§ Brief A
Which company supplied the methanol, according to the honey study excerpt?
§ Brief B
Using the honey study excerpt, explain why the low- and mid-level data fusion approaches were implemented.
§ Brief C
Quote the honey study excerpt starting with "3 H3 Polyfloral" and going on through "- Sudan (n = 8)".

§ Page extract
━━━━━━━━━━━━━━━━━━━━
The aim of the current experiment was to investigate the correlation between spectroscopy data and HPLC measurement. To improve the information quality and to assess the synergistic effect, low- and mid-level data fusion approaches were implemented to combine the data of NIR and Raman spectroscopy, and the outcome was compared and discussed. Up to now, there are no cases of the above-mentioned combined spectroscopy techniques for the prediction of single phenolic compounds in honey.


2.1. Chemicals Reagents

All reagents, phenolic acids, and flavonoid used for HPLC analysis were of HPLC grade and the other chemicals were of analytical grade. Kaempferol, myricetin, rutin, caffeic acid, ferulic acid, p-hydroxybenzoic acid, catechol, chlorogenic acid, syringic acid, vanillic acid, and quercetin were from China Sigma-Aldrich (Shanghai, China). Catechin, chrysin, p-coumaric acid, gallic acid, and hydroxycinnamic acid were purchased from Altar Ink Quality Inspection Technology Co., Ltd. (Beijing, China). Milli-Q water purification system (Millipore Corp., Billerica, MA, USA) was used for water purification. Methanol was supplied by Sinopharm Chemical Reagent Co., Ltd Shanghai, China. Solid phase extraction (SPE) with C18 cartridges was supplied by Waters Corporation, Ireland.

2.2. Honey Samples

One hundred samples of honey of different botanical origins were obtained from different countries. The common names and botanical and geographical sources of honey samples are presented in Table 1.

No. Codes Botanical origin Common name Geographical origin
1 H1 Leptospermum scoparium Manuka honey Australian (n = 7)
2 H2 Polyfloral - Australian (n = 5)
3 H3 Polyfloral - Germany (n = 4)
4 H4 Citrus spp. Orange blossom Spain (n = 8)
5 H5 Eucalyptus spp. Eucalyptus honey Spain (n = 7)
6 H6 Rosmarinus ojicinalis L. Rosemary blossom Spain (n = 7)
7 H7 Acacia seyal Talih Sudan (n = 8)
8 H8 Ziziphus spina-christi Sider Sudan (n = 7)
9 H9 Polyfloral - Sudan (n = 8)
10 H10 Ziziphus spina-christi Sider Pakistan (n = 7)
11 H11 Vitex negundo L. Chaste honey China (n = 7)
12 H12 Litchi chinensis Sonn. Lychee honey China (n = 9)
13 H13 Polyfloral Wild flower China (n = 8)
14 H14 Polyfloral - France (n = 4)
15 H15 Polyfloral - Cameroon (n = 3)
━━━━━━━━━━━━━━━━━━━━
Document layout detection data

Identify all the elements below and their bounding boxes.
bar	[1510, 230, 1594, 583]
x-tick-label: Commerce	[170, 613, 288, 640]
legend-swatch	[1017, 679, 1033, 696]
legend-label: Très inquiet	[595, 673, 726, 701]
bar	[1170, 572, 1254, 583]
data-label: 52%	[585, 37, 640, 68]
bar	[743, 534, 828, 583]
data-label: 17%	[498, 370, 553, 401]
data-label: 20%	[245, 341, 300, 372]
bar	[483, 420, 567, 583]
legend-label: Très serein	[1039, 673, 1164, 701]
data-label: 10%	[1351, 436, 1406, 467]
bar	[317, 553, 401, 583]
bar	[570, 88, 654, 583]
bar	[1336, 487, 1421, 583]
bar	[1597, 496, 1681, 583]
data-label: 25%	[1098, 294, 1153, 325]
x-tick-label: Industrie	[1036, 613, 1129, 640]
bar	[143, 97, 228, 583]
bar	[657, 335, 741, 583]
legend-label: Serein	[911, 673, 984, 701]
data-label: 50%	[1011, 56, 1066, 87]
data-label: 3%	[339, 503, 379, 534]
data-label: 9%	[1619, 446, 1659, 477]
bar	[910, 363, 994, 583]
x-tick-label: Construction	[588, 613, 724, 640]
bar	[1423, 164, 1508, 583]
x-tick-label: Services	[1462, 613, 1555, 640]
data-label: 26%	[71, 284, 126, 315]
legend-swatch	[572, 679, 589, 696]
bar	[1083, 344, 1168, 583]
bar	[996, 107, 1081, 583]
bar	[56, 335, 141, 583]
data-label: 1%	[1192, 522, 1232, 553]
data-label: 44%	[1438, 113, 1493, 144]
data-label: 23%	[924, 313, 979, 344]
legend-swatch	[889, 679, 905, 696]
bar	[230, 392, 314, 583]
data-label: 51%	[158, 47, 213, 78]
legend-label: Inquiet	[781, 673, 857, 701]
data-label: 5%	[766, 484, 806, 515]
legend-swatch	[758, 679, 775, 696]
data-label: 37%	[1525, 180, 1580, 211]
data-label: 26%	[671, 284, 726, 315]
━━━━━━━━━━━━━━━━━━━━
§ Exercise answer A
Sinopharm Chemical Reagent Co., Ltd, Shanghai, China.

§ Exercise answer B
They were used to combine the NIR and Raman spectroscopy data in order to improve the information quality and to assess the synergistic effect.

§ Exercise answer C
3 H3 Polyfloral - Germany (n = 4)
4 H4 Citrus spp. Orange blossom Spain (n = 8)
5 H5 Eucalyptus spp. Eucalyptus honey Spain (n = 7)
6 H6 Rosmarinus ojicinalis L. Rosemary blossom Spain (n = 7)
7 H7 Acacia seyal Talih Sudan (n = 8)
8 H8 Ziziphus spina-christi Sider Sudan (n = 7)
9 H9 Polyfloral - Sudan (n = 8)